> **WRITTEN REQUEST**
Copy out the listing that follows, exact in every word, and skip the images.

> **Data tied to figure images**
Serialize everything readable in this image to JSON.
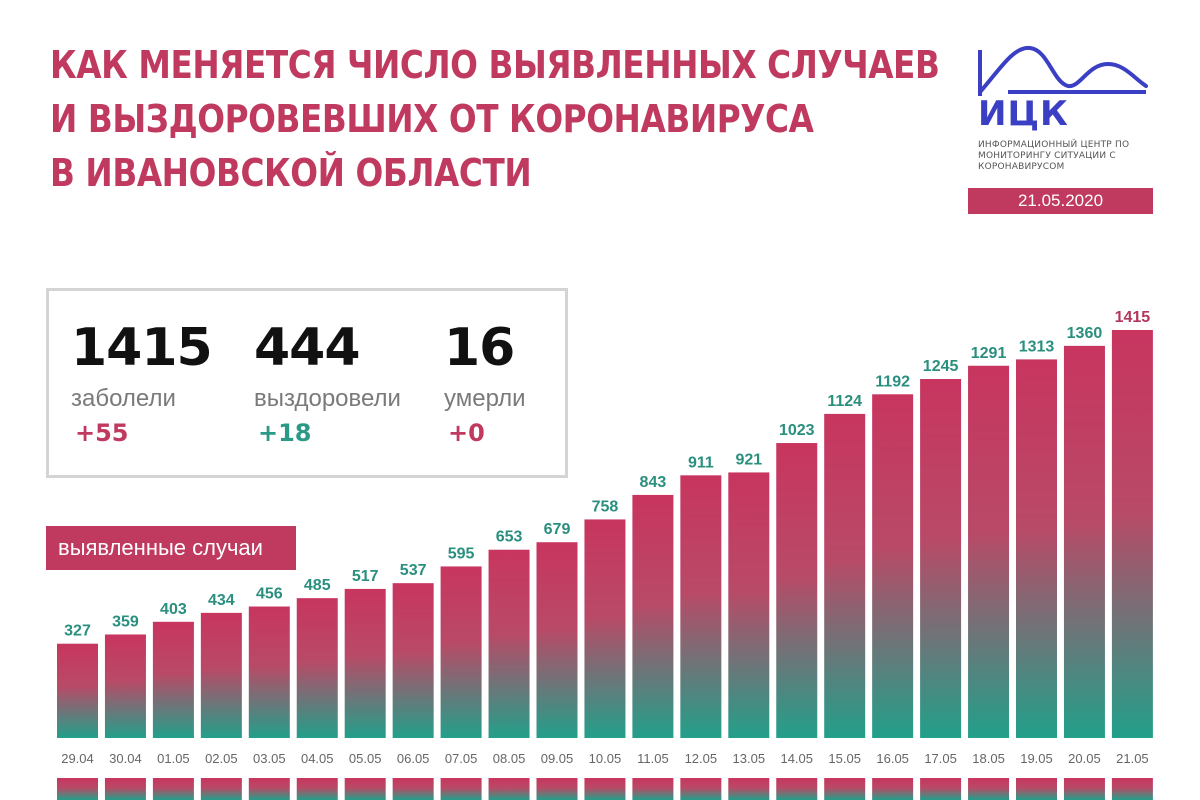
{
  "title": {
    "lines": [
      "КАК МЕНЯЕТСЯ ЧИСЛО ВЫЯВЛЕННЫХ СЛУЧАЕВ",
      "И ВЫЗДОРОВЕВШИХ ОТ КОРОНАВИРУСА",
      "В ИВАНОВСКОЙ ОБЛАСТИ"
    ]
  },
  "logo": {
    "abbr": "ИЦК",
    "description": "ИНФОРМАЦИОННЫЙ ЦЕНТР ПО МОНИТОРИНГУ СИТУАЦИИ С КОРОНАВИРУСОМ",
    "date": "21.05.2020",
    "icon": "wave-logo-icon"
  },
  "stats": [
    {
      "value": "1415",
      "label": "заболели",
      "delta": "+55",
      "delta_color": "#c0395f"
    },
    {
      "value": "444",
      "label": "выздоровели",
      "delta": "+18",
      "delta_color": "#2a9a86"
    },
    {
      "value": "16",
      "label": "умерли",
      "delta": "+0",
      "delta_color": "#c0395f"
    }
  ],
  "series_label": "выявленные случаи",
  "colors": {
    "accent": "#c0395f",
    "teal": "#2a9a86",
    "label_teal": "#2a8f7e",
    "label_last": "#b3365c"
  },
  "chart_data": {
    "type": "bar",
    "categories": [
      "29.04",
      "30.04",
      "01.05",
      "02.05",
      "03.05",
      "04.05",
      "05.05",
      "06.05",
      "07.05",
      "08.05",
      "09.05",
      "10.05",
      "11.05",
      "12.05",
      "13.05",
      "14.05",
      "15.05",
      "16.05",
      "17.05",
      "18.05",
      "19.05",
      "20.05",
      "21.05"
    ],
    "series": [
      {
        "name": "выявленные случаи",
        "values": [
          327,
          359,
          403,
          434,
          456,
          485,
          517,
          537,
          595,
          653,
          679,
          758,
          843,
          911,
          921,
          1023,
          1124,
          1192,
          1245,
          1291,
          1313,
          1360,
          1415
        ]
      }
    ],
    "title": "",
    "xlabel": "",
    "ylabel": "",
    "ylim": [
      0,
      1415
    ]
  }
}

> **COMPLETED EXERCISE**
Serialize everything readable in this image to JSON.
{
  "title": {
    "lines": [
      "КАК МЕНЯЕТСЯ ЧИСЛО ВЫЯВЛЕННЫХ СЛУЧАЕВ",
      "И ВЫЗДОРОВЕВШИХ ОТ КОРОНАВИРУСА",
      "В ИВАНОВСКОЙ ОБЛАСТИ"
    ]
  },
  "logo": {
    "abbr": "ИЦК",
    "description": "ИНФОРМАЦИОННЫЙ ЦЕНТР ПО МОНИТОРИНГУ СИТУАЦИИ С КОРОНАВИРУСОМ",
    "date": "21.05.2020",
    "icon": "wave-logo-icon"
  },
  "stats": [
    {
      "value": "1415",
      "label": "заболели",
      "delta": "+55",
      "delta_color": "#c0395f"
    },
    {
      "value": "444",
      "label": "выздоровели",
      "delta": "+18",
      "delta_color": "#2a9a86"
    },
    {
      "value": "16",
      "label": "умерли",
      "delta": "+0",
      "delta_color": "#c0395f"
    }
  ],
  "series_label": "выявленные случаи",
  "colors": {
    "accent": "#c0395f",
    "teal": "#2a9a86",
    "label_teal": "#2a8f7e",
    "label_last": "#b3365c"
  },
  "chart_data": {
    "type": "bar",
    "categories": [
      "29.04",
      "30.04",
      "01.05",
      "02.05",
      "03.05",
      "04.05",
      "05.05",
      "06.05",
      "07.05",
      "08.05",
      "09.05",
      "10.05",
      "11.05",
      "12.05",
      "13.05",
      "14.05",
      "15.05",
      "16.05",
      "17.05",
      "18.05",
      "19.05",
      "20.05",
      "21.05"
    ],
    "series": [
      {
        "name": "выявленные случаи",
        "values": [
          327,
          359,
          403,
          434,
          456,
          485,
          517,
          537,
          595,
          653,
          679,
          758,
          843,
          911,
          921,
          1023,
          1124,
          1192,
          1245,
          1291,
          1313,
          1360,
          1415
        ]
      }
    ],
    "title": "",
    "xlabel": "",
    "ylabel": "",
    "ylim": [
      0,
      1415
    ]
  }
}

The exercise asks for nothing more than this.